## Description of the task
Pick out the lines below that contain the string "content" and copy them all.

## Information provided
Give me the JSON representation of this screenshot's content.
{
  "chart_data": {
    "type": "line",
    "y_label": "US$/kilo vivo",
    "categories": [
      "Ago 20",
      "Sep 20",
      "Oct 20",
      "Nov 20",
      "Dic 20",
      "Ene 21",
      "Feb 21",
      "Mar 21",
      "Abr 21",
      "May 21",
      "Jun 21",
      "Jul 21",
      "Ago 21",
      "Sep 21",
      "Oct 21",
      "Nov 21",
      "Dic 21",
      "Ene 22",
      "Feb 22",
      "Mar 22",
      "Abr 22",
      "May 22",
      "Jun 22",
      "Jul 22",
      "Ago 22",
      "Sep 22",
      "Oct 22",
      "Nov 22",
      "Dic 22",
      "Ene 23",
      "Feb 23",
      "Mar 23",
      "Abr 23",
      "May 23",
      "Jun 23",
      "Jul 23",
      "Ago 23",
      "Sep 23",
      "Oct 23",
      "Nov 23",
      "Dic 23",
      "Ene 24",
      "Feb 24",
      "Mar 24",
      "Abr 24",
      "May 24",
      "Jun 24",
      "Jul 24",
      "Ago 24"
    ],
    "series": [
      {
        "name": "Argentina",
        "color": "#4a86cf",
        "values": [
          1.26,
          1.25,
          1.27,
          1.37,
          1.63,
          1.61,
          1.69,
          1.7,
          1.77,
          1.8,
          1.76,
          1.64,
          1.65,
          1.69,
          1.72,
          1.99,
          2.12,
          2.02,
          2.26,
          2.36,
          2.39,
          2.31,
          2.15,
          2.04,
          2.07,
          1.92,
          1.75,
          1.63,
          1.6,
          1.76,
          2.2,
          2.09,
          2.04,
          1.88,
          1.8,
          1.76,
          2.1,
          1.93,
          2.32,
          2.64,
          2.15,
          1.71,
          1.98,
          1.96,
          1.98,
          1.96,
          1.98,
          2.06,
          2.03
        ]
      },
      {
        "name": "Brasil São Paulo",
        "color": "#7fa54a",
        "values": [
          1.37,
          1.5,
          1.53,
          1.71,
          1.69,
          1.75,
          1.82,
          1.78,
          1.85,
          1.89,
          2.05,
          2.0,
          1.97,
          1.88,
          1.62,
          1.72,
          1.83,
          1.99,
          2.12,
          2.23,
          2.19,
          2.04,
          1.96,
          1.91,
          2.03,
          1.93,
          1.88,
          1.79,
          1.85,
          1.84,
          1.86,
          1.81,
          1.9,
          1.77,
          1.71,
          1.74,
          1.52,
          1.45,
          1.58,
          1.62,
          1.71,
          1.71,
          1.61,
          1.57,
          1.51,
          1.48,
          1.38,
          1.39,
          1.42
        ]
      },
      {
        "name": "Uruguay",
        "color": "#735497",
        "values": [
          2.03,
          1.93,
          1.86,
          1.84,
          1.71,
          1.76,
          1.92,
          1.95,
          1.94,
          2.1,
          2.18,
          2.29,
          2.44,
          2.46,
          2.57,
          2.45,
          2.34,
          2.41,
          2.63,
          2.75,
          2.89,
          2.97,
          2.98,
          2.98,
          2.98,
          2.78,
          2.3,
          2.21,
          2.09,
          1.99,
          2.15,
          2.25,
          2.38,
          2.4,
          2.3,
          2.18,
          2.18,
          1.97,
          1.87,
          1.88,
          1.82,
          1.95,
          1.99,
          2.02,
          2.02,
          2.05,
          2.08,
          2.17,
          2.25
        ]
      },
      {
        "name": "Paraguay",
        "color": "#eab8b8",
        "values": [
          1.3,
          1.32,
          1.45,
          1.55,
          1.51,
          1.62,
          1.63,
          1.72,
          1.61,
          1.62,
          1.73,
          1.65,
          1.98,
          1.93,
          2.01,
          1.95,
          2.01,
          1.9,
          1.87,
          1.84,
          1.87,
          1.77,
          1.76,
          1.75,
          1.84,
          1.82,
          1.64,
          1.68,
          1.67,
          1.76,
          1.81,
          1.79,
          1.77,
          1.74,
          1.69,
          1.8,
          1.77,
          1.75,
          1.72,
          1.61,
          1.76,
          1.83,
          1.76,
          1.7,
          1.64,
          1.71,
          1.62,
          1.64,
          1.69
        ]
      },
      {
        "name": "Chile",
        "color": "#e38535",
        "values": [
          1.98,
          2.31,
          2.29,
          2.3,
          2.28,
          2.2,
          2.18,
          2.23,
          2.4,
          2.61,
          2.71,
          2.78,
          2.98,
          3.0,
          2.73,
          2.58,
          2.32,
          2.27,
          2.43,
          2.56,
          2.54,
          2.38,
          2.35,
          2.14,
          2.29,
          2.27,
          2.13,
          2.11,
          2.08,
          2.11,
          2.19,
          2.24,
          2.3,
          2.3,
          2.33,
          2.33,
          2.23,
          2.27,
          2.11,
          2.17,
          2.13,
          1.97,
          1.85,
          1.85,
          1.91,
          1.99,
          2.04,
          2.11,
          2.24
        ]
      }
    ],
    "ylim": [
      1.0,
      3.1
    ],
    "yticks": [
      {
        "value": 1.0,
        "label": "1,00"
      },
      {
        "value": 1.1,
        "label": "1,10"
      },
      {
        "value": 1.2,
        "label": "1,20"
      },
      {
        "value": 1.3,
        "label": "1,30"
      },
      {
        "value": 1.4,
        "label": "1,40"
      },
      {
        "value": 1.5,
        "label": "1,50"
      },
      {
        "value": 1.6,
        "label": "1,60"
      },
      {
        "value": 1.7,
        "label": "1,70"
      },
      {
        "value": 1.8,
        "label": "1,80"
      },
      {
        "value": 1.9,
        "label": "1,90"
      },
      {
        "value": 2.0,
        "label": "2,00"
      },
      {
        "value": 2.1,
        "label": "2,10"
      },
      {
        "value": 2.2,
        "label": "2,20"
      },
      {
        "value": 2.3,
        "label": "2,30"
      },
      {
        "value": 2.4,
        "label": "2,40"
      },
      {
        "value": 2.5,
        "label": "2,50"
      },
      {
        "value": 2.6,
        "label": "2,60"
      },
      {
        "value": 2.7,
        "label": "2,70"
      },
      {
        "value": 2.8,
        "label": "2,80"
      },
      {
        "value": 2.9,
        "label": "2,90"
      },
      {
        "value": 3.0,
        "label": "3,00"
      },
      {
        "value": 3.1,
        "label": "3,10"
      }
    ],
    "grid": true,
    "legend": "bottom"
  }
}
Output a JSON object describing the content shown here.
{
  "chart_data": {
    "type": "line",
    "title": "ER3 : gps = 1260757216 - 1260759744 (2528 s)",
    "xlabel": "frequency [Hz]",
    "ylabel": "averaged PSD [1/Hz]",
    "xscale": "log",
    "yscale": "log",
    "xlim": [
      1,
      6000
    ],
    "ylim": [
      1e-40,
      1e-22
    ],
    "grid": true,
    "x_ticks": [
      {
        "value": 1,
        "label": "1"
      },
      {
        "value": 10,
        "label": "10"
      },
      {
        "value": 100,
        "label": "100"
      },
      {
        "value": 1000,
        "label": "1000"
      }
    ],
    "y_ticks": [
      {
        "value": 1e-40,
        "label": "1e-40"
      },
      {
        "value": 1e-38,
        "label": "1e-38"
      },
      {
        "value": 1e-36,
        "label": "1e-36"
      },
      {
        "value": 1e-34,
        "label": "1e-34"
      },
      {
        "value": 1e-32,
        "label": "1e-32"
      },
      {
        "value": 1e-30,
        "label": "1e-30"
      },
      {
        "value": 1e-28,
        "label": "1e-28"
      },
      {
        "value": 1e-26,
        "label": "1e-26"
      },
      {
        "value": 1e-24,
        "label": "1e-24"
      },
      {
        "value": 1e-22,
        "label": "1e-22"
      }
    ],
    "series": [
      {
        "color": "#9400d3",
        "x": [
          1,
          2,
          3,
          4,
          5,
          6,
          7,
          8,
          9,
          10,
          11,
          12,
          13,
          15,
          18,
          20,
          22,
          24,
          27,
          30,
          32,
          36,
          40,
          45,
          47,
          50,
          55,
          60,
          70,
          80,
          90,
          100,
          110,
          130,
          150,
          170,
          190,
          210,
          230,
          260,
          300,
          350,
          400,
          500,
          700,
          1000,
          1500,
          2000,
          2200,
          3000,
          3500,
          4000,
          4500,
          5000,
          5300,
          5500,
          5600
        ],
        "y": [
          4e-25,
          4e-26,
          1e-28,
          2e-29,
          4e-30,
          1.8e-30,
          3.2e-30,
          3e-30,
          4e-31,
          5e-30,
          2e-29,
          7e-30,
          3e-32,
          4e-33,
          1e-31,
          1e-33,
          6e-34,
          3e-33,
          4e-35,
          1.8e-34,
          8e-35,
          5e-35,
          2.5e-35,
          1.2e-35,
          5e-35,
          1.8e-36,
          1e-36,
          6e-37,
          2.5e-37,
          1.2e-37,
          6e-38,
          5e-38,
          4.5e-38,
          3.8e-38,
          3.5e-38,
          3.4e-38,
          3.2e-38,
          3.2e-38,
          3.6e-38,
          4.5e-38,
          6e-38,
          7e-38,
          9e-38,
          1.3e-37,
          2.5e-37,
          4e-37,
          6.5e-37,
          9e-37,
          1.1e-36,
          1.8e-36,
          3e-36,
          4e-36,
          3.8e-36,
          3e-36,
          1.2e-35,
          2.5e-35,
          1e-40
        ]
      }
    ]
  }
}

## Full solution
Give me the JSON representation of this screenshot's content.
Output a JSON object describing the content shown here.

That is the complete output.